-------- Material for the task

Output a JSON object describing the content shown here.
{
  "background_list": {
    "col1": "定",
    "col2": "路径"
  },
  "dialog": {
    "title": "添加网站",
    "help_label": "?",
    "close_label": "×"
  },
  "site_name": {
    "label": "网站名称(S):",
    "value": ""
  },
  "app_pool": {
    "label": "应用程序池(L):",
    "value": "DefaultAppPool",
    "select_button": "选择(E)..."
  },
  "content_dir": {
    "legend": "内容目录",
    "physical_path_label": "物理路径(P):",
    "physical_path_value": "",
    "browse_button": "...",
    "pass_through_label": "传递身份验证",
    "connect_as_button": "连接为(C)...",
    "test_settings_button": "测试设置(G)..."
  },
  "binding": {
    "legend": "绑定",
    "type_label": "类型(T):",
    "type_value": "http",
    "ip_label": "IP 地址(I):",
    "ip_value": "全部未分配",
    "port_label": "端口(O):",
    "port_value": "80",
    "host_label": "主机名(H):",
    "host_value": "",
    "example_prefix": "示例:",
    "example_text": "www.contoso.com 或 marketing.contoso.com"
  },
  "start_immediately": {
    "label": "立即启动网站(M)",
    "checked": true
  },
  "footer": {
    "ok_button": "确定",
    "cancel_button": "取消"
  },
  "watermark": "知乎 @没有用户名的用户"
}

----------------

→ **Short problem**:
Output all records verbatim.

→ **Written response**:
Output a JSON object describing the content shown here.
{
  "background_list": {
    "col1": "定",
    "col2": "路径"
  },
  "dialog": {
    "title": "添加网站",
    "help_label": "?",
    "close_label": "×"
  },
  "site_name": {
    "label": "网站名称(S):",
    "value": ""
  },
  "app_pool": {
    "label": "应用程序池(L):",
    "value": "DefaultAppPool",
    "select_button": "选择(E)..."
  },
  "content_dir": {
    "legend": "内容目录",
    "physical_path_label": "物理路径(P):",
    "physical_path_value": "",
    "browse_button": "...",
    "pass_through_label": "传递身份验证",
    "connect_as_button": "连接为(C)...",
    "test_settings_button": "测试设置(G)..."
  },
  "binding": {
    "legend": "绑定",
    "type_label": "类型(T):",
    "type_value": "http",
    "ip_label": "IP 地址(I):",
    "ip_value": "全部未分配",
    "port_label": "端口(O):",
    "port_value": "80",
    "host_label": "主机名(H):",
    "host_value": "",
    "example_prefix": "示例:",
    "example_text": "www.contoso.com 或 marketing.contoso.com"
  },
  "start_immediately": {
    "label": "立即启动网站(M)",
    "checked": true
  },
  "footer": {
    "ok_button": "确定",
    "cancel_button": "取消"
  },
  "watermark": "知乎 @没有用户名的用户"
}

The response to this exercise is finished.